- [Dataset]

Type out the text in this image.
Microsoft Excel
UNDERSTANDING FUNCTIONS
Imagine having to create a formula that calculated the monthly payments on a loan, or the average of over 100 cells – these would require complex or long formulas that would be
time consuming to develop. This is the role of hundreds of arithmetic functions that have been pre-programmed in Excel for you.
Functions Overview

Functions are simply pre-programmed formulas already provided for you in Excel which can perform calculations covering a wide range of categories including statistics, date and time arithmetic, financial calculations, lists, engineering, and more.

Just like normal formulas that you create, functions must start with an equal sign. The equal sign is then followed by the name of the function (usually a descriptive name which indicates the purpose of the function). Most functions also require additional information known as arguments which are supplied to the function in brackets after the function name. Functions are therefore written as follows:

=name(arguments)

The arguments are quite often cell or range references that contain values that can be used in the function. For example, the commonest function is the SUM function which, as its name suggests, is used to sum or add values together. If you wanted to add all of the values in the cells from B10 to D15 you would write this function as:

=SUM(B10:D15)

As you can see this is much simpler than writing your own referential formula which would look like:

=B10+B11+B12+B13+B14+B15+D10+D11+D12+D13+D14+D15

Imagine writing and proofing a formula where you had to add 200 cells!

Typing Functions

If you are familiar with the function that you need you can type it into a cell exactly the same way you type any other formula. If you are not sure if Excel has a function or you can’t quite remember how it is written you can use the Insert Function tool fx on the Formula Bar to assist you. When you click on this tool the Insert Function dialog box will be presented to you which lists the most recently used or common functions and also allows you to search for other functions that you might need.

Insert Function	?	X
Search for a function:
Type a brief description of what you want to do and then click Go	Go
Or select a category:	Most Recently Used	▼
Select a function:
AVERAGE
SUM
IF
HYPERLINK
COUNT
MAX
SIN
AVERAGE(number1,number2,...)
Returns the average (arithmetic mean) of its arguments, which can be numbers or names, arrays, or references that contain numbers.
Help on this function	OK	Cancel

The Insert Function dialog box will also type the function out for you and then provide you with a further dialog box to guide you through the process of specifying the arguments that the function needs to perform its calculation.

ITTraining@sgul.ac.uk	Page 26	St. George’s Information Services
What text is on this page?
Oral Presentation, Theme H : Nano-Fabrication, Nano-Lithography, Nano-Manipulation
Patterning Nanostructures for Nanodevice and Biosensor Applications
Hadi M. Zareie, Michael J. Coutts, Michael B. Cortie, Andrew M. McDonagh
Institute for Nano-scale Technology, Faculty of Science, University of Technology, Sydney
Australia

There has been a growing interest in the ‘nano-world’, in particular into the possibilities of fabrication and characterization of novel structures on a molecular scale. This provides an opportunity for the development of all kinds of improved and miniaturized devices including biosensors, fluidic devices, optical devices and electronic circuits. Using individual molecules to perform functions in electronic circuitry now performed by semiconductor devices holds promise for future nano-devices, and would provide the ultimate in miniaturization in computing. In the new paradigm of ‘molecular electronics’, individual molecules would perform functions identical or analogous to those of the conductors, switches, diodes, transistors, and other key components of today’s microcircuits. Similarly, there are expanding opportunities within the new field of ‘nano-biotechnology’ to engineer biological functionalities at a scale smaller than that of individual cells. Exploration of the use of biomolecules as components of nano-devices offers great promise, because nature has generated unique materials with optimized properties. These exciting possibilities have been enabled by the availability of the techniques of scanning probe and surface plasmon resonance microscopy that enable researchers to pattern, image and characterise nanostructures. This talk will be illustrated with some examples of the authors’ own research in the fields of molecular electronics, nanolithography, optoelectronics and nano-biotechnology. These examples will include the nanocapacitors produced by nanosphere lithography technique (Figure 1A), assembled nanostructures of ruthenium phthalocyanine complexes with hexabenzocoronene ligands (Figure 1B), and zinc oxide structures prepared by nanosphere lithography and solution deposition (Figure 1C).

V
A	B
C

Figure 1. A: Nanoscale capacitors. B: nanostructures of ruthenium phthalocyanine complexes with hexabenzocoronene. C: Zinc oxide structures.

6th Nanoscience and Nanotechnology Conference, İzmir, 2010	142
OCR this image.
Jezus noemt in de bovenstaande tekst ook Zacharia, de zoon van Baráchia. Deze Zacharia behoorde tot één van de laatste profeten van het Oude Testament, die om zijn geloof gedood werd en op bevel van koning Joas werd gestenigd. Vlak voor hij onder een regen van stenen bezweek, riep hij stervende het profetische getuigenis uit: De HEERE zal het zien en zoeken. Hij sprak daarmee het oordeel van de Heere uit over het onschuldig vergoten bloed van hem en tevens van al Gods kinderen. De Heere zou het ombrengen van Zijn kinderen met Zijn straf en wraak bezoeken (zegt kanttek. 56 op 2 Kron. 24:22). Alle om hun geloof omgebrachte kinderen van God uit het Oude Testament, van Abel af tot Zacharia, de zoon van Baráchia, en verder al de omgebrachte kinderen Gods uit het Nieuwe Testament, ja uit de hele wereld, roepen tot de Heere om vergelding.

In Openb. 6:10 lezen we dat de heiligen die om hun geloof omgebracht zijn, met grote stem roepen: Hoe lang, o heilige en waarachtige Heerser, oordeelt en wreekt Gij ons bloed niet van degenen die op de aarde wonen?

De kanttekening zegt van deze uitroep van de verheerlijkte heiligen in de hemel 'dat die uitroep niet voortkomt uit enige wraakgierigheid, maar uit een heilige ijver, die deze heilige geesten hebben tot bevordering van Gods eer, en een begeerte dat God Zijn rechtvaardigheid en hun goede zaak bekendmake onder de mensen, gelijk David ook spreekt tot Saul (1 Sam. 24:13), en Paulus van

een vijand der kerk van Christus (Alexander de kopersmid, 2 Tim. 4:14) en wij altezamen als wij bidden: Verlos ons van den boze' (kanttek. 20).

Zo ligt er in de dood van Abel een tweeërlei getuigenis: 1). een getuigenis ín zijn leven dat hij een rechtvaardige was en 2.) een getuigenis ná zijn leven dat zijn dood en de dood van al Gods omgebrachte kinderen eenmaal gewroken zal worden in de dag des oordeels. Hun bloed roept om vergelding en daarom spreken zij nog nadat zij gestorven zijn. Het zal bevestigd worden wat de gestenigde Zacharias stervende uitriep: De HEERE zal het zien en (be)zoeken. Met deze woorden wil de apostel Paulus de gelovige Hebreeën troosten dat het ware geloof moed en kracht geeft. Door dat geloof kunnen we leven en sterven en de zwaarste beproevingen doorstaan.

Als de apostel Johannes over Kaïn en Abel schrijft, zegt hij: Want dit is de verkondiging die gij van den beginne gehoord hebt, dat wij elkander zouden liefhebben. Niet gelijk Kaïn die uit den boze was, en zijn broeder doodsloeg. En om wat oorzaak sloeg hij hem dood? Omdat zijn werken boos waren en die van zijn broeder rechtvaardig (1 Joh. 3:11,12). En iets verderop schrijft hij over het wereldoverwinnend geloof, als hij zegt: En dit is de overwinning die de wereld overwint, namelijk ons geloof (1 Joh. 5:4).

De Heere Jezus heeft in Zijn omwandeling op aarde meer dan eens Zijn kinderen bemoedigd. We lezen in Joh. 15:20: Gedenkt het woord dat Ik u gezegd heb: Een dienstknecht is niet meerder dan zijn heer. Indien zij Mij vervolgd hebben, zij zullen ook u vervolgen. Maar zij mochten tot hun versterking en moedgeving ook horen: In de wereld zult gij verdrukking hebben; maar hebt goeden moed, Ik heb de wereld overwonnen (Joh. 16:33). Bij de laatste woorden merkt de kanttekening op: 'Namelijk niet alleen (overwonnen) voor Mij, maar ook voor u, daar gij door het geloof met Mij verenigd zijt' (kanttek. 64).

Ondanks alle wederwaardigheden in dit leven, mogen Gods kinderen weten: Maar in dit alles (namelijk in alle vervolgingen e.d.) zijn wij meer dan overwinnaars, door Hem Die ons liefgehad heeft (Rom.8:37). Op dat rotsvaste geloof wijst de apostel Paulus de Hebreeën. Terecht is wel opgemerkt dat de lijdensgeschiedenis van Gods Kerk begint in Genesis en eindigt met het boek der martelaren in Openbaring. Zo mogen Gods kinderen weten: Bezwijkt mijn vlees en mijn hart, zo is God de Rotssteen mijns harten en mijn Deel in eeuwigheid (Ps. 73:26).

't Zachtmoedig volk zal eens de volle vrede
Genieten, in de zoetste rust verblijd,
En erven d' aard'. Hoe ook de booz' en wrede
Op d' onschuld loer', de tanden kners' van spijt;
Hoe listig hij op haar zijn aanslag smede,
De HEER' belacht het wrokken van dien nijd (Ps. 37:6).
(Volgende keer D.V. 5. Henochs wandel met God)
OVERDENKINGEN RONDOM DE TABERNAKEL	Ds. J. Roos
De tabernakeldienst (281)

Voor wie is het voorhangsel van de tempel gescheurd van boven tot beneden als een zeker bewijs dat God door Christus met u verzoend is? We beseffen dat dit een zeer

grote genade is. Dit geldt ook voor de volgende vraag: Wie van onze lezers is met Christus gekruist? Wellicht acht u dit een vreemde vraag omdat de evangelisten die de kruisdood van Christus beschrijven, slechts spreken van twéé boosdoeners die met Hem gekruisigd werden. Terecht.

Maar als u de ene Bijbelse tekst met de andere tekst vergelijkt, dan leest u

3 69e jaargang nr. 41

- [What you will do] Please copy out each line of the material that contains the string "text".

- [Result of this task]
Type out the text in this image.
What text is on this page?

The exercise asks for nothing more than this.